— start of Exercise material —
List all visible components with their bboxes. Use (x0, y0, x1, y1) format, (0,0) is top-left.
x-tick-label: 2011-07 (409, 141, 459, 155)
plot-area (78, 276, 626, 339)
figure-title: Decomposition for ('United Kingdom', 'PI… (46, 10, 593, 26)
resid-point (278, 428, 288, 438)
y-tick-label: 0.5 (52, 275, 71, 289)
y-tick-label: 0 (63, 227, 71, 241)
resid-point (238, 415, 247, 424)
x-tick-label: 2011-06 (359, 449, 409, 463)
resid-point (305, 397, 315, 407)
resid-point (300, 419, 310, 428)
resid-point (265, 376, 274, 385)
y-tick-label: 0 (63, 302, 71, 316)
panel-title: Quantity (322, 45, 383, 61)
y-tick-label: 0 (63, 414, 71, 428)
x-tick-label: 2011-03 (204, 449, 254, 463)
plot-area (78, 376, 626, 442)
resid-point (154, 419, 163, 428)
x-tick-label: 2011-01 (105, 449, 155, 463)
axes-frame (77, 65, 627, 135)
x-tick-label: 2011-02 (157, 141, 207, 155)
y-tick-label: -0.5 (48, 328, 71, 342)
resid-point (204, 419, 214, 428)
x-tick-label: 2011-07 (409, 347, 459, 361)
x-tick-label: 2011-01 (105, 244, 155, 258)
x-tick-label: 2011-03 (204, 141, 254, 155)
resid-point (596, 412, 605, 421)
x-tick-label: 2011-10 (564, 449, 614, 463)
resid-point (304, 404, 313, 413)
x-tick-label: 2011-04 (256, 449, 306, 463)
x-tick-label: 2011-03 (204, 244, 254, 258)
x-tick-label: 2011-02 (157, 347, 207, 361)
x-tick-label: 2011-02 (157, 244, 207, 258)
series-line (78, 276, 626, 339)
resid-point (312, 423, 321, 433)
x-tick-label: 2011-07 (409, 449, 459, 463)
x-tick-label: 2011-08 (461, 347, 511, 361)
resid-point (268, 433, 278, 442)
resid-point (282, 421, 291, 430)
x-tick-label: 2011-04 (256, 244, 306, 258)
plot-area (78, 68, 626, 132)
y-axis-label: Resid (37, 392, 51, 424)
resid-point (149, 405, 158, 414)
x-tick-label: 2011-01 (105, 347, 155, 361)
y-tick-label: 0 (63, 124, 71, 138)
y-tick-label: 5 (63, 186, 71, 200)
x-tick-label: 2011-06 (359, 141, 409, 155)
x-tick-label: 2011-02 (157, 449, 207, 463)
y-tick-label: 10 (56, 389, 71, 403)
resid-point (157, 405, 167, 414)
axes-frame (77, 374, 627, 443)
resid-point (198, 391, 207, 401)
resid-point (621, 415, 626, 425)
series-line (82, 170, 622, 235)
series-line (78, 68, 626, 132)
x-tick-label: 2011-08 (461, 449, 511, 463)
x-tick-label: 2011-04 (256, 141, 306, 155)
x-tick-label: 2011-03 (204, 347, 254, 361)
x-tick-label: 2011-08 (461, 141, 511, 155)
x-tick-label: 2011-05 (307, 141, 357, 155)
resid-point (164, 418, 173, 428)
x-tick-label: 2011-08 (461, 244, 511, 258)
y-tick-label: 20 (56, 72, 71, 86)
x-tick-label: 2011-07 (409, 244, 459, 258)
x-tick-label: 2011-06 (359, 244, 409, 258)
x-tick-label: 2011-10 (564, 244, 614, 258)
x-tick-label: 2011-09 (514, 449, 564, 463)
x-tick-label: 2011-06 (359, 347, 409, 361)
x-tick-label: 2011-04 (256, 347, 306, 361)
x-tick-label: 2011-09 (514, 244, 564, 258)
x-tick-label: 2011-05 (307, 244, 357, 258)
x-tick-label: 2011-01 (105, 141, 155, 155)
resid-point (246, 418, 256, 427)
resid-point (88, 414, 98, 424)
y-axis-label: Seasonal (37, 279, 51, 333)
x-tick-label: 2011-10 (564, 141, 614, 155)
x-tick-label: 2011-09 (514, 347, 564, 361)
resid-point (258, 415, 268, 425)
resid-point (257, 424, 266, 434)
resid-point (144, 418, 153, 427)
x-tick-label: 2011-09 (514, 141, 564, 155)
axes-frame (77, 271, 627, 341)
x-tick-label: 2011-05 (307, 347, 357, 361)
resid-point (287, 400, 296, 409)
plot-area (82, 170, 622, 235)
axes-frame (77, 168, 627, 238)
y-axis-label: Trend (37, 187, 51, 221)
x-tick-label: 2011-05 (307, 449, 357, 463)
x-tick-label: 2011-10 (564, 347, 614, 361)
— end of Exercise material —
▸ **Given task**: Can you output the rows above verbatim, beginning with the first row and stopping after the row that contains "resid-point (238, 415, 247, 424)"?

▸ **Answer to the exercise**:
List all visible components with their bboxes. Use (x0, y0, x1, y1) format, (0,0) is top-left.
x-tick-label: 2011-07 (409, 141, 459, 155)
plot-area (78, 276, 626, 339)
figure-title: Decomposition for ('United Kingdom', 'PI… (46, 10, 593, 26)
resid-point (278, 428, 288, 438)
y-tick-label: 0.5 (52, 275, 71, 289)
y-tick-label: 0 (63, 227, 71, 241)
resid-point (238, 415, 247, 424)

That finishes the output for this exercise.